> WORK TO COMPLETE
**A.** In the pg_rewind bug report message below, what size does pg_rewind corrupt the control file global/pg_control to?
**B.** Carry on the mailing list message about the pg_rewind control file bug from the point where it stops.
--- DOCUMENT PASSAGE ---
Re: BUG #14999: pg_rewind corrupts control file global/pg_control

From: Michael Paquier <michael(dot)paquier(at)gmail(dot)com>
To: office(at)tiptop-labs(dot)com, PostgreSQL mailing lists <pgsql-bugs(at)postgresql(dot)org>
Subject: Re: BUG #14999: pg_rewind corrupts control file global/pg_control
Date: 2018-01-05 01:26:37
Message-ID: CAB7nPqTyq3cjphJmoCPc0n8r90O4j1BpZC2BMaj8dKZ7g0-mtw@mail.gmail.com
Views: Raw Message | Whole Thread | Download mbox | Resend email
Thread:
Lists: pgsql-bugs pgsql-hackers

On Fri, Jan 5, 2018 at 5:06 AM, PG Bug reporting form
<noreply(at)postgresql(dot)org> wrote:
> I have encountered a bug in PostgreSQL 10.1: when the target directory for
> pg_rewind contains a read-only file (e.g. server.key), pg_rewind exits with
> "could not open target file" (legitimate) and corrupts the control file
> global/pg_control to size 0 (bug). From now on, pg_rewind always exits with
> "unexpected control file size 0, expected 8192" and a restore from
> pg_basebackup is needed.
--- DATASET CONTENT ---
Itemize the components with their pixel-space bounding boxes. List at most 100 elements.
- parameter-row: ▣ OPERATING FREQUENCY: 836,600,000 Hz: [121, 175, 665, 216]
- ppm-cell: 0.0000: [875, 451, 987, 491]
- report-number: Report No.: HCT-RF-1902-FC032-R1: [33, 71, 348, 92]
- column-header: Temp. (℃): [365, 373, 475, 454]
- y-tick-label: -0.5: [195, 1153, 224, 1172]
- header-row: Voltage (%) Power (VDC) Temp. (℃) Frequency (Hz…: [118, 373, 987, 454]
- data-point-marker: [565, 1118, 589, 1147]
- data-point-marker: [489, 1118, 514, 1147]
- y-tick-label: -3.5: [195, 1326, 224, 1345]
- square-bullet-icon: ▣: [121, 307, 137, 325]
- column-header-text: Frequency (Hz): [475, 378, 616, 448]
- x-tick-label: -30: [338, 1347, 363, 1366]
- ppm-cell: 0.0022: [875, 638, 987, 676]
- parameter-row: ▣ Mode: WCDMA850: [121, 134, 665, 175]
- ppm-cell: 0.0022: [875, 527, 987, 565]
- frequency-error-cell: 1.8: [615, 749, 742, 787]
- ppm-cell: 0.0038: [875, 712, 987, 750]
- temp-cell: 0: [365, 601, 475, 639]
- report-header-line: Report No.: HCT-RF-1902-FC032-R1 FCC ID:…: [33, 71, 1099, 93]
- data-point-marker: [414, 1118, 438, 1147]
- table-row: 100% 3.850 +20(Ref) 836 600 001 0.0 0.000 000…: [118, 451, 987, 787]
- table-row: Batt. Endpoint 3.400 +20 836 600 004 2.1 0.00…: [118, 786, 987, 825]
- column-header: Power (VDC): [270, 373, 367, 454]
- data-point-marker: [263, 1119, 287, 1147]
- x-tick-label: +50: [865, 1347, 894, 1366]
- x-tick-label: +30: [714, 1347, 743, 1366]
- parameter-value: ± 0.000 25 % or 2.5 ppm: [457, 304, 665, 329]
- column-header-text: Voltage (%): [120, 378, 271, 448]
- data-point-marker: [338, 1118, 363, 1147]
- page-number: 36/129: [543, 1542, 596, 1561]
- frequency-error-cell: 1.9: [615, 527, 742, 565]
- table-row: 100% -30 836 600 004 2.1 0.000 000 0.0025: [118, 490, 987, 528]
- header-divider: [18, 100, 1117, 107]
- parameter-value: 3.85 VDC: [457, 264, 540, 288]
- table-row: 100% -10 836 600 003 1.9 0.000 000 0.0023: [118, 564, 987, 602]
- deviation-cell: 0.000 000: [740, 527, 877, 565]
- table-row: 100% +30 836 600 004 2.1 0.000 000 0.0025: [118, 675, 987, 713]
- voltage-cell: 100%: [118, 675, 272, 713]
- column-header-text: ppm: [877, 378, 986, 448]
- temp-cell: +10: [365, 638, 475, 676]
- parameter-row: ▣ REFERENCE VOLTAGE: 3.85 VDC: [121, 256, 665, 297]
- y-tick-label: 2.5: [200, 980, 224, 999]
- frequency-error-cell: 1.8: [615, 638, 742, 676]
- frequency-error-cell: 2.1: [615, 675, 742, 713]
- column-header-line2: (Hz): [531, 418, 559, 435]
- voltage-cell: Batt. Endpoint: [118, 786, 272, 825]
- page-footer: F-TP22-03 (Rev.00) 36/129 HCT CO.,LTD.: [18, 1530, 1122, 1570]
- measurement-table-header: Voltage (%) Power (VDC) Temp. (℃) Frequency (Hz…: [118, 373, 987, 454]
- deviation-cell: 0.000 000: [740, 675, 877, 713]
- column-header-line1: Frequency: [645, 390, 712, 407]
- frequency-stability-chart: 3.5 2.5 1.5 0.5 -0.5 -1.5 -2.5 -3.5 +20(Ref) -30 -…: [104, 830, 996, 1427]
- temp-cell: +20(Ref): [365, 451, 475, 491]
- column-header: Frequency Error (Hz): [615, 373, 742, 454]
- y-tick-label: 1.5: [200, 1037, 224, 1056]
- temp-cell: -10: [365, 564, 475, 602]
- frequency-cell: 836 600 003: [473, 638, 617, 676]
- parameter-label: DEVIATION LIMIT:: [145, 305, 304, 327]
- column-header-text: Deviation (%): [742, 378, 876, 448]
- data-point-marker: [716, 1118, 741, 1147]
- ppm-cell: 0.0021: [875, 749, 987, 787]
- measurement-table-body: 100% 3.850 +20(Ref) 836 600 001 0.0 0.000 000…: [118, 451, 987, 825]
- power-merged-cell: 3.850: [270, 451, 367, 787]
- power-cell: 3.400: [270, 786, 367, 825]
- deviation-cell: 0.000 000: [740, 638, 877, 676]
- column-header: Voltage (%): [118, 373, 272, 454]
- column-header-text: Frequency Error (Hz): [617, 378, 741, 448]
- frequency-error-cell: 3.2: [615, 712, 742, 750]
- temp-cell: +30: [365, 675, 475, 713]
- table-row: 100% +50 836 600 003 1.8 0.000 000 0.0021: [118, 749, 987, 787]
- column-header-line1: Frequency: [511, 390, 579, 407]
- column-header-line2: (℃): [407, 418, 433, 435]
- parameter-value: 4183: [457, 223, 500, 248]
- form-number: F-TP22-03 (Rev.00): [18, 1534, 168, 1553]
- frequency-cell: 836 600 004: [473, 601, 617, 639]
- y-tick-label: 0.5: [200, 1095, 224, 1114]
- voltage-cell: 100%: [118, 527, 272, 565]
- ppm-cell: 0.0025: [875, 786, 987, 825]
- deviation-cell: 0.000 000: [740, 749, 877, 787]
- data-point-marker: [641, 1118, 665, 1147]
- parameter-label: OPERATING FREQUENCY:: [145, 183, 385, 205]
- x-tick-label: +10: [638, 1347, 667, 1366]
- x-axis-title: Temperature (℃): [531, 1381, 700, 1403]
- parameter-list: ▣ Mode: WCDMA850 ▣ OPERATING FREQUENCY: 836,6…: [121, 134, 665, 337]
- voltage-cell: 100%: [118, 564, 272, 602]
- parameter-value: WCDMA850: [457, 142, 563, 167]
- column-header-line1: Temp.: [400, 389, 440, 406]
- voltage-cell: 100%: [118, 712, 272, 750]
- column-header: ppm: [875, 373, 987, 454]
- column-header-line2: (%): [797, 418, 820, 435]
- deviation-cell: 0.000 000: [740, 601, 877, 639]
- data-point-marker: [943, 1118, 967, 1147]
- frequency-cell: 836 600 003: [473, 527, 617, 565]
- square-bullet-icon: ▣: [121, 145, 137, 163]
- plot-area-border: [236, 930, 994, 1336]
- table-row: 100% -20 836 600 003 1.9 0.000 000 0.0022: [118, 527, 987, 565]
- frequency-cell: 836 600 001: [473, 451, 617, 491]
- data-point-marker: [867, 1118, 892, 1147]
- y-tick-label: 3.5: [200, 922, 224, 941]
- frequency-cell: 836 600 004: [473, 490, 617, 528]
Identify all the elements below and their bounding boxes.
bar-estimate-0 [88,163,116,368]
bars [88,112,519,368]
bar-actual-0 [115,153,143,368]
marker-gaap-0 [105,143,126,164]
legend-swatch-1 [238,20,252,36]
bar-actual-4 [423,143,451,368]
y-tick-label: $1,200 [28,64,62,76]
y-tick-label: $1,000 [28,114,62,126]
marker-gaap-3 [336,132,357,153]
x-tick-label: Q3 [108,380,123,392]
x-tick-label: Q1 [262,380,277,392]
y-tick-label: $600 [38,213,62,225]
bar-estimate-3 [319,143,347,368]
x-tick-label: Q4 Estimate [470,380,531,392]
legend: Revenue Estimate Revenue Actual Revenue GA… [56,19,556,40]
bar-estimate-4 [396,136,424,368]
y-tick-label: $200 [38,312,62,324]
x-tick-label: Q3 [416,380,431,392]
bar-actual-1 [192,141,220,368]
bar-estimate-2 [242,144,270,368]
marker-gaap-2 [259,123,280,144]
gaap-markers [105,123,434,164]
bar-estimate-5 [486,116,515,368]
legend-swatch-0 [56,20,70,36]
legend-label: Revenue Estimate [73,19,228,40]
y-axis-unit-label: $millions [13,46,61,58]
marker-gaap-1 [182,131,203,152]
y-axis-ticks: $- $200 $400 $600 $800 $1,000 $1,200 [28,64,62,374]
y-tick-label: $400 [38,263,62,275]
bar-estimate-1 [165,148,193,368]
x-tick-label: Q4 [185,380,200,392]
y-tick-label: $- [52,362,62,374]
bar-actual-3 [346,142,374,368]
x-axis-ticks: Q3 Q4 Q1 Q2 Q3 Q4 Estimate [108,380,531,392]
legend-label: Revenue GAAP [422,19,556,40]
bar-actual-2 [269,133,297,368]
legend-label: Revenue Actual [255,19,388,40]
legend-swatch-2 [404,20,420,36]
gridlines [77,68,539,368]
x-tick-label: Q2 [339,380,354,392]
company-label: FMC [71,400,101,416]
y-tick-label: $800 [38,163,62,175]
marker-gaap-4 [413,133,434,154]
---
> ANSWERS TO THE TASKS
**A.** Size 0.

**B.**
Likely that's reproducible down to 9.5 where pg_rewind has been
introduced. I agree that we should do better with failure handling
here. Corrupting the control file is not cool.

> A patch for branch REL_10_STABLE of repository
> https://github.com/postgres/postgres, a README, and Dockerfiles for
> demonstrating both bug and patch are available from
> https://github.com/tiptop-labs/postgres-patches .

You may not know when github.com is gone, which would cause the data
you are attaching here to go away. What looks interesting is
pg_rewind.patch, which is what you are proposing as a fix, right? I am
attaching it here for PG archives.

- open_target_file(filename, false);
+ /* Trunc target file for action FILE_ACTION_COPY. */
+ open_target_file(filename, chunkoff == 0);

write_target_range(chunk, chunkoff, chunksize);
Hm. Let me think more about that as there are quite a few
distributions that link to SSL files that cannot be written, and
pg_rewind copies all configuration files in full.

- "FROM fetchchunks\n";
+ "FROM fetchchunks\n"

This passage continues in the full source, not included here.